■ **Records to process**:
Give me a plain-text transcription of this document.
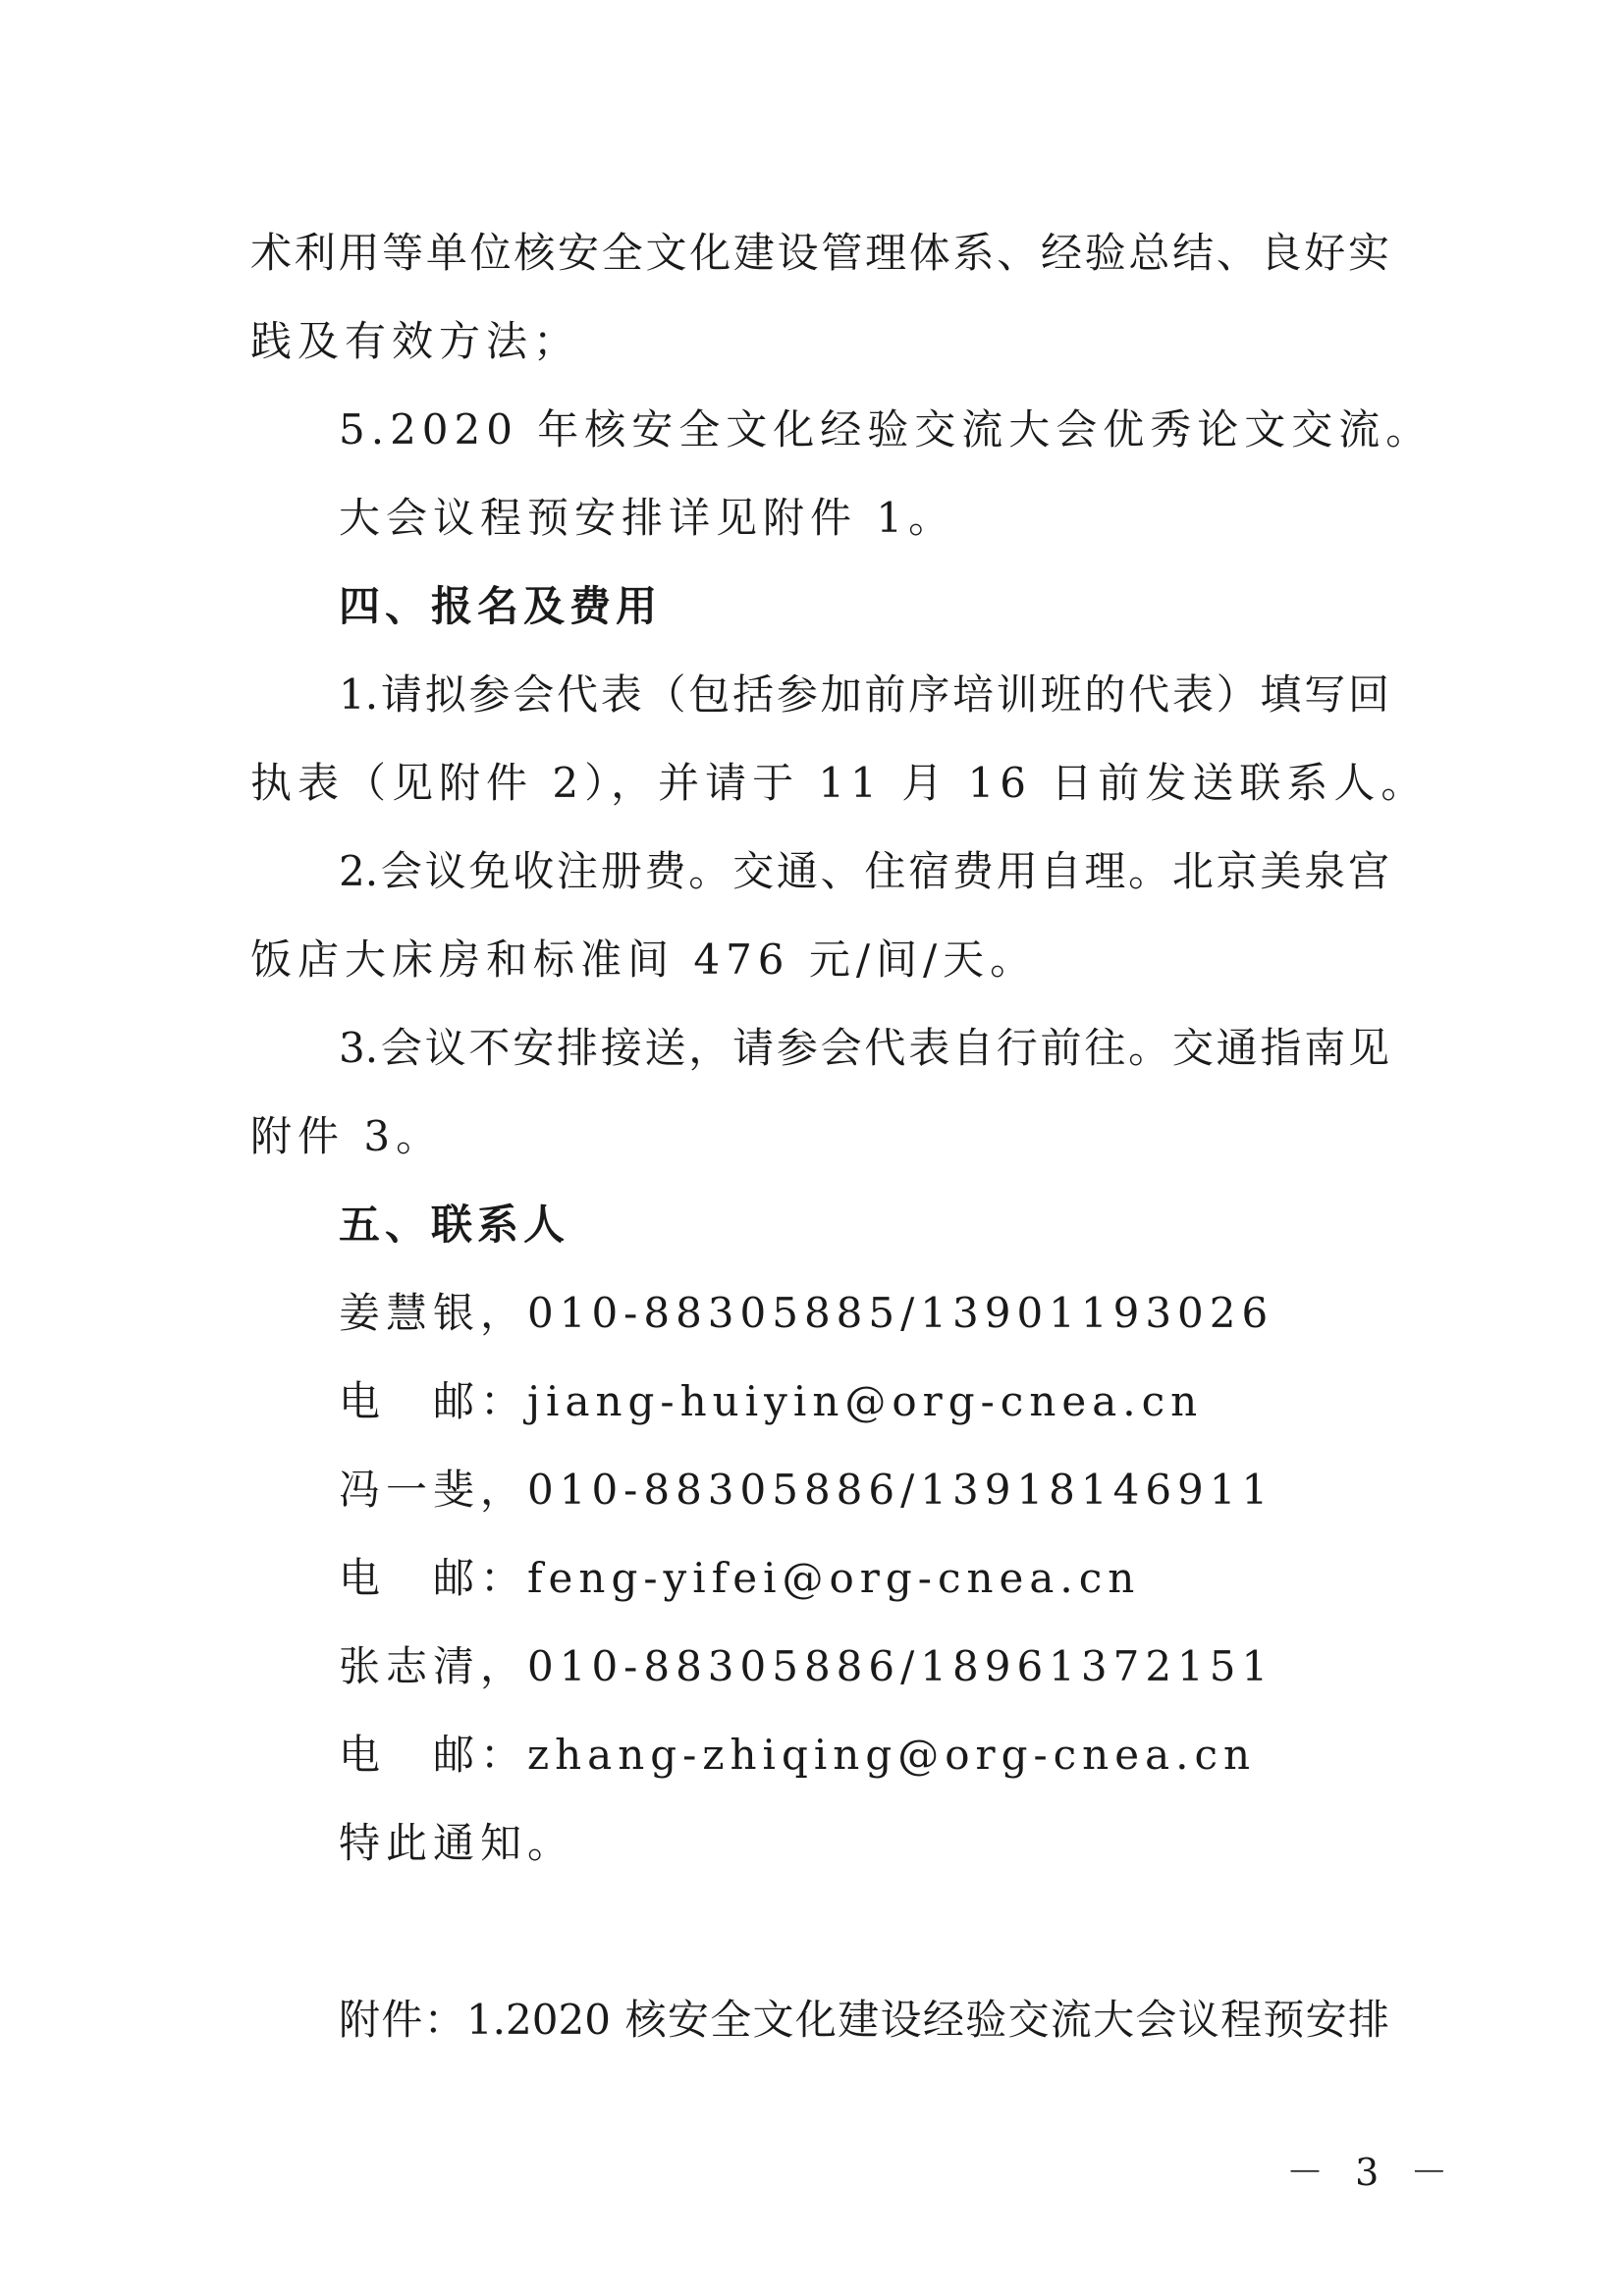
术利用等单位核安全文化建设管理体系、经验总结、良好实
践及有效方法；
5.2020 年核安全文化经验交流大会优秀论文交流。
大会议程预安排详见附件 1。
四、报名及费用
1.请拟参会代表（包括参加前序培训班的代表）填写回
执表（见附件 2），并请于 11 月 16 日前发送联系人。
2.会议免收注册费。交通、住宿费用自理。北京美泉宫
饭店大床房和标准间 476 元/间/天。
3.会议不安排接送，请参会代表自行前往。交通指南见
附件 3。
五、联系人
姜慧银，010-88305885/13901193026
电　邮：jiang-huiyin@org-cnea.cn
冯一斐，010-88305886/13918146911
电　邮：feng-yifei@org-cnea.cn
张志清，010-88305886/18961372151
电　邮：zhang-zhiqing@org-cnea.cn
特此通知。
附件：1.2020 核安全文化建设经验交流大会议程预安排
－ 3 －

■ **Your objective**: Transcribe all of the material exactly, leaving out whatever pictures it contains.

■ **Worked solution**:
Give me a plain-text transcription of this document.
术利用等单位核安全文化建设管理体系、经验总结、良好实
践及有效方法；
5.2020 年核安全文化经验交流大会优秀论文交流。
大会议程预安排详见附件 1。
四、报名及费用
1.请拟参会代表（包括参加前序培训班的代表）填写回
执表（见附件 2），并请于 11 月 16 日前发送联系人。
2.会议免收注册费。交通、住宿费用自理。北京美泉宫
饭店大床房和标准间 476 元/间/天。
3.会议不安排接送，请参会代表自行前往。交通指南见
附件 3。
五、联系人
姜慧银，010-88305885/13901193026
电　邮：jiang-huiyin@org-cnea.cn
冯一斐，010-88305886/13918146911
电　邮：feng-yifei@org-cnea.cn
张志清，010-88305886/18961372151
电　邮：zhang-zhiqing@org-cnea.cn
特此通知。
附件：1.2020 核安全文化建设经验交流大会议程预安排
－ 3 －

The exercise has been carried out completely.